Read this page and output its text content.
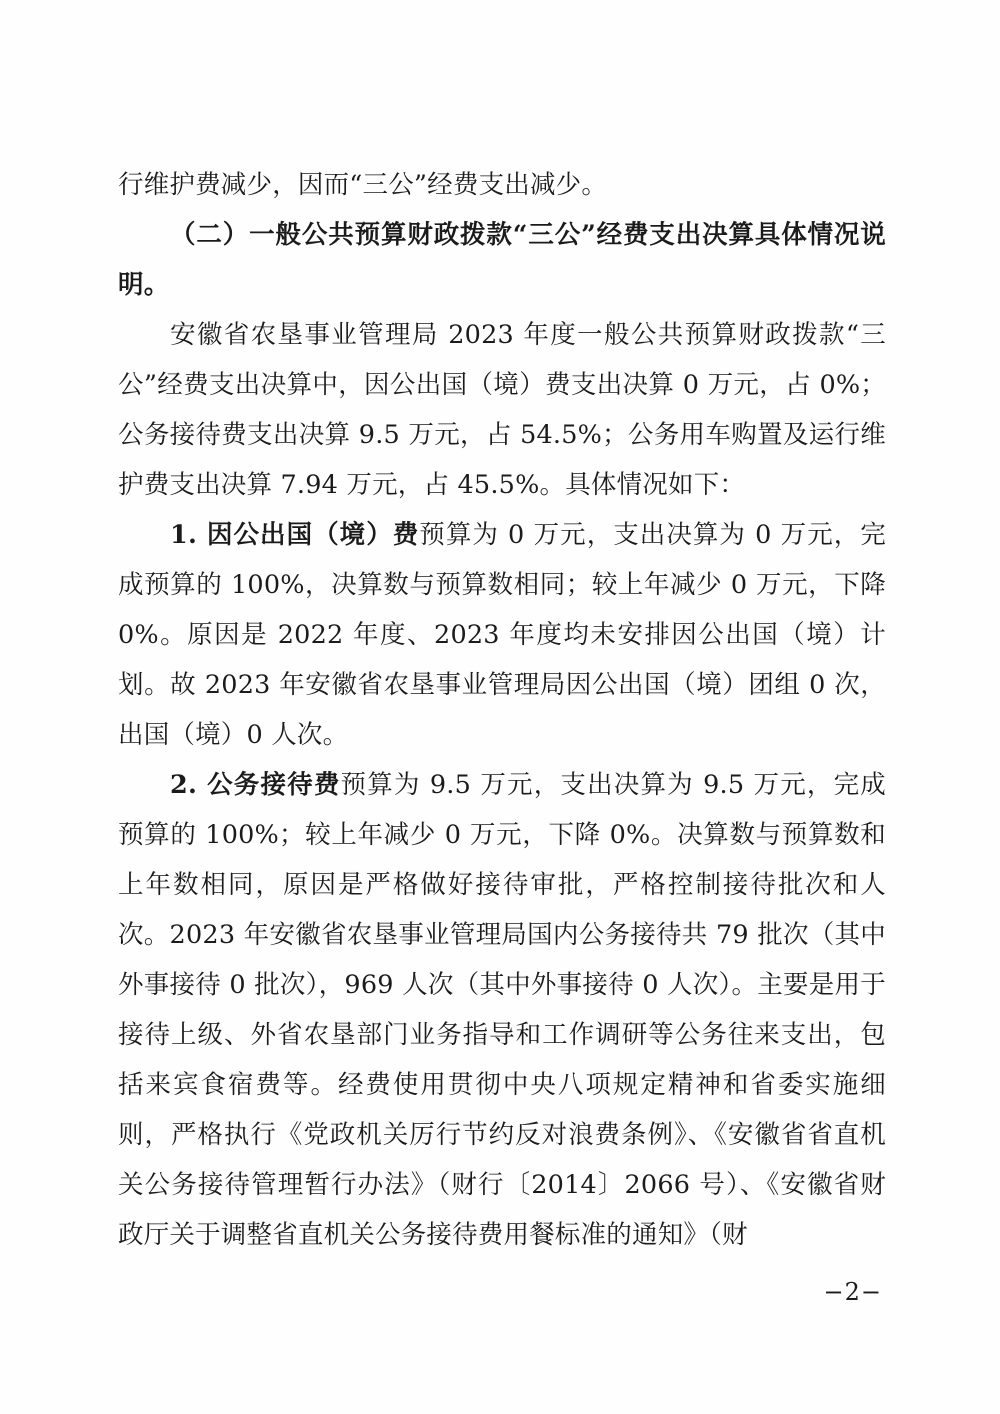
行维护费减少，因而“三公”经费支出减少。

（二）一般公共预算财政拨款“三公”经费支出决算具体情况说明。

安徽省农垦事业管理局 2023 年度一般公共预算财政拨款“三公”经费支出决算中，因公出国（境）费支出决算 0 万元，占 0%；公务接待费支出决算 9.5 万元，占 54.5%；公务用车购置及运行维护费支出决算 7.94 万元，占 45.5%。具体情况如下：

1. 因公出国（境）费预算为 0 万元，支出决算为 0 万元，完成预算的 100%，决算数与预算数相同；较上年减少 0 万元，下降 0%。原因是 2022 年度、2023 年度均未安排因公出国（境）计划。故 2023 年安徽省农垦事业管理局因公出国（境）团组 0 次，出国（境）0 人次。

2. 公务接待费预算为 9.5 万元，支出决算为 9.5 万元，完成预算的 100%；较上年减少 0 万元，下降 0%。决算数与预算数和上年数相同，原因是严格做好接待审批，严格控制接待批次和人次。2023 年安徽省农垦事业管理局国内公务接待共 79 批次（其中外事接待 0 批次），969 人次（其中外事接待 0 人次）。主要是用于接待上级、外省农垦部门业务指导和工作调研等公务往来支出，包括来宾食宿费等。经费使用贯彻中央八项规定精神和省委实施细则，严格执行《党政机关厉行节约反对浪费条例》、《安徽省省直机关公务接待管理暂行办法》（财行〔2014〕2066 号）、《安徽省财政厅关于调整省直机关公务接待费用餐标准的通知》（财

−2−
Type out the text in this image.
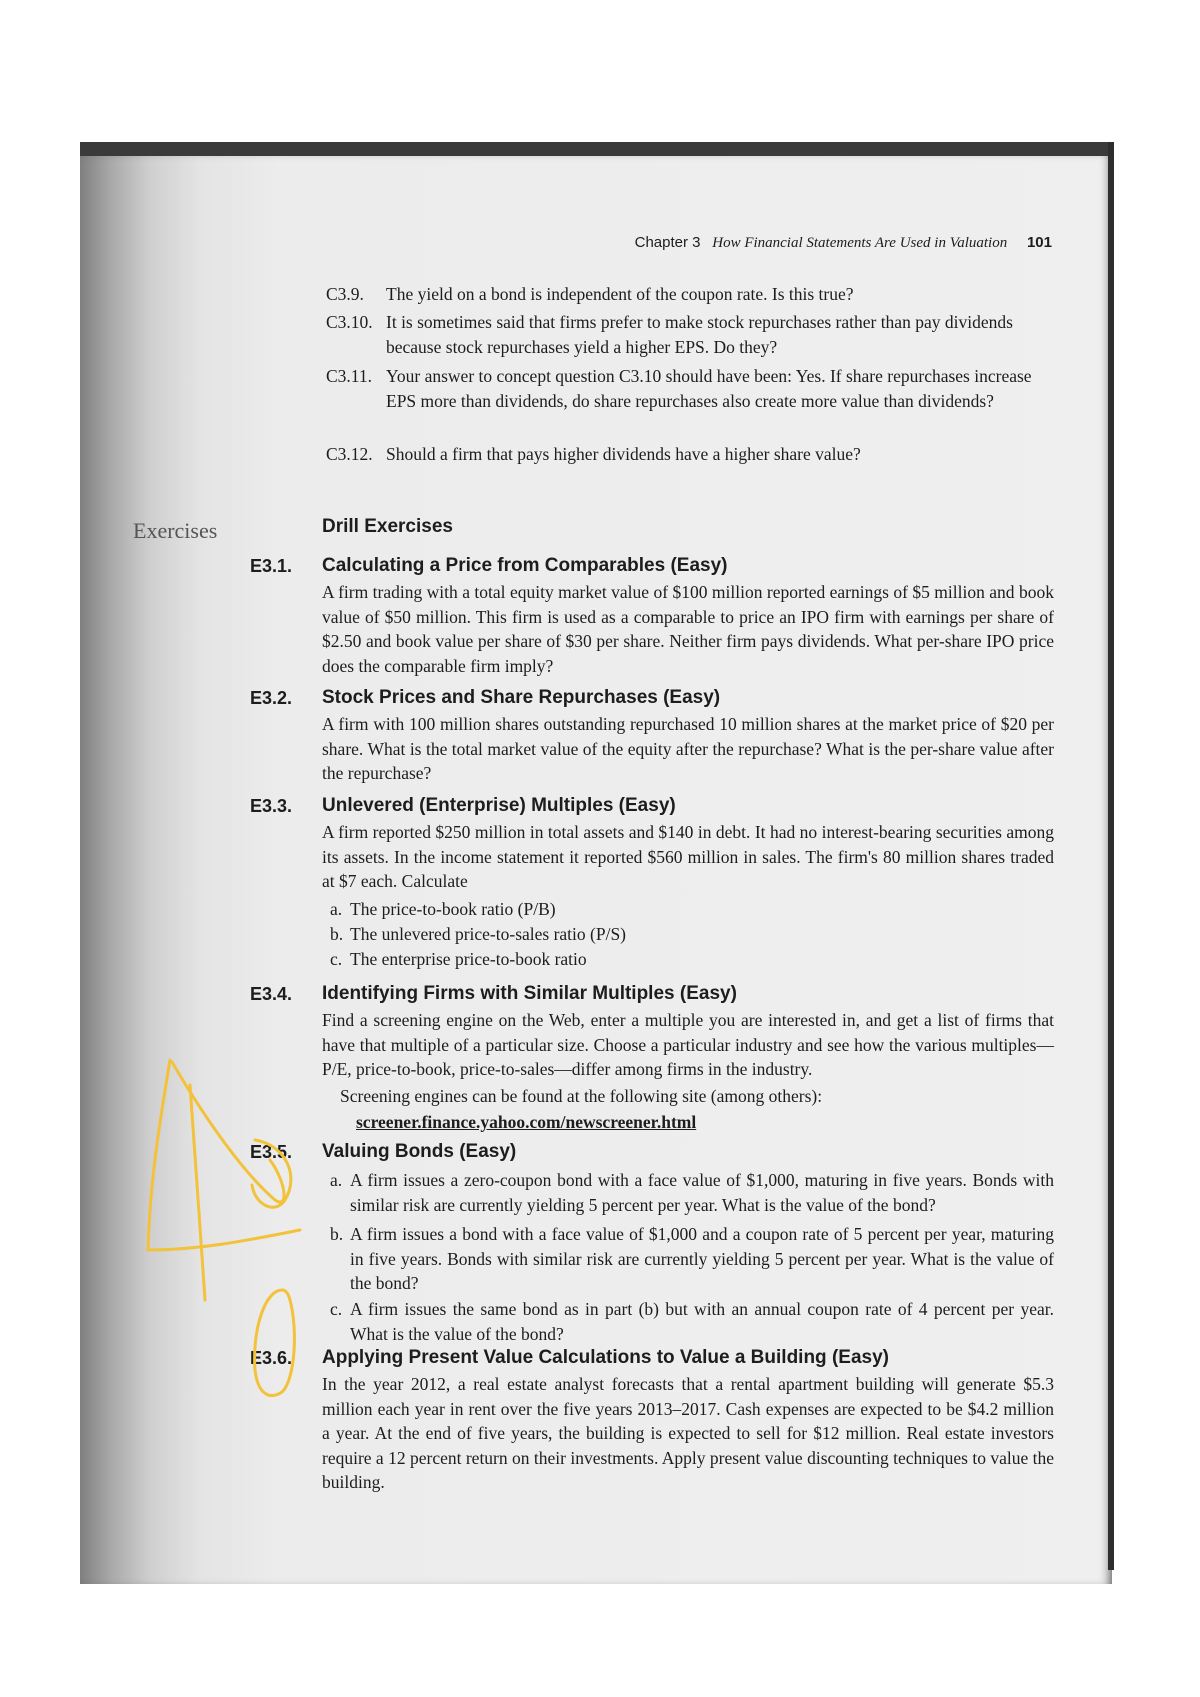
Chapter 3 How Financial Statements Are Used in Valuation 101
C3.9. The yield on a bond is independent of the coupon rate. Is this true?
C3.10. It is sometimes said that firms prefer to make stock repurchases rather than pay dividends because stock repurchases yield a higher EPS. Do they?
C3.11. Your answer to concept question C3.10 should have been: Yes. If share repurchases increase EPS more than dividends, do share repurchases also create more value than dividends?
C3.12. Should a firm that pays higher dividends have a higher share value?
Exercises	Drill Exercises
E3.1. Calculating a Price from Comparables (Easy)
A firm trading with a total equity market value of $100 million reported earnings of $5 million and book value of $50 million. This firm is used as a comparable to price an IPO firm with earnings per share of $2.50 and book value per share of $30 per share. Neither firm pays dividends. What per-share IPO price does the comparable firm imply?
E3.2. Stock Prices and Share Repurchases (Easy)
A firm with 100 million shares outstanding repurchased 10 million shares at the market price of $20 per share. What is the total market value of the equity after the repurchase? What is the per-share value after the repurchase?
E3.3. Unlevered (Enterprise) Multiples (Easy)
A firm reported $250 million in total assets and $140 in debt. It had no interest-bearing securities among its assets. In the income statement it reported $560 million in sales. The firm's 80 million shares traded at $7 each. Calculate
a. The price-to-book ratio (P/B)
b. The unlevered price-to-sales ratio (P/S)
c. The enterprise price-to-book ratio
E3.4. Identifying Firms with Similar Multiples (Easy)
Find a screening engine on the Web, enter a multiple you are interested in, and get a list of firms that have that multiple of a particular size. Choose a particular industry and see how the various multiples—P/E, price-to-book, price-to-sales—differ among firms in the industry.
Screening engines can be found at the following site (among others):
screener.finance.yahoo.com/newscreener.html
E3.5. Valuing Bonds (Easy)
a. A firm issues a zero-coupon bond with a face value of $1,000, maturing in five years. Bonds with similar risk are currently yielding 5 percent per year. What is the value of the bond?
b. A firm issues a bond with a face value of $1,000 and a coupon rate of 5 percent per year, maturing in five years. Bonds with similar risk are currently yielding 5 percent per year. What is the value of the bond?
c. A firm issues the same bond as in part (b) but with an annual coupon rate of 4 percent per year. What is the value of the bond?
E3.6. Applying Present Value Calculations to Value a Building (Easy)
In the year 2012, a real estate analyst forecasts that a rental apartment building will generate $5.3 million each year in rent over the five years 2013–2017. Cash expenses are expected to be $4.2 million a year. At the end of five years, the building is expected to sell for $12 million. Real estate investors require a 12 percent return on their investments. Apply present value discounting techniques to value the building.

####

**EXERCISE REQUIREMENTS**
Find and copy each line above that includes the string "shares".

**WRITTEN ANSWER**
A firm with 100 million shares outstanding repurchased 10 million shares at the market price of $20 per share. What is the total market value of the equity after the repurchase? What is the per-share value after the repurchase?
A firm reported $250 million in total assets and $140 in debt. It had no interest-bearing securities among its assets. In the income statement it reported $560 million in sales. The firm's 80 million shares traded at $7 each. Calculate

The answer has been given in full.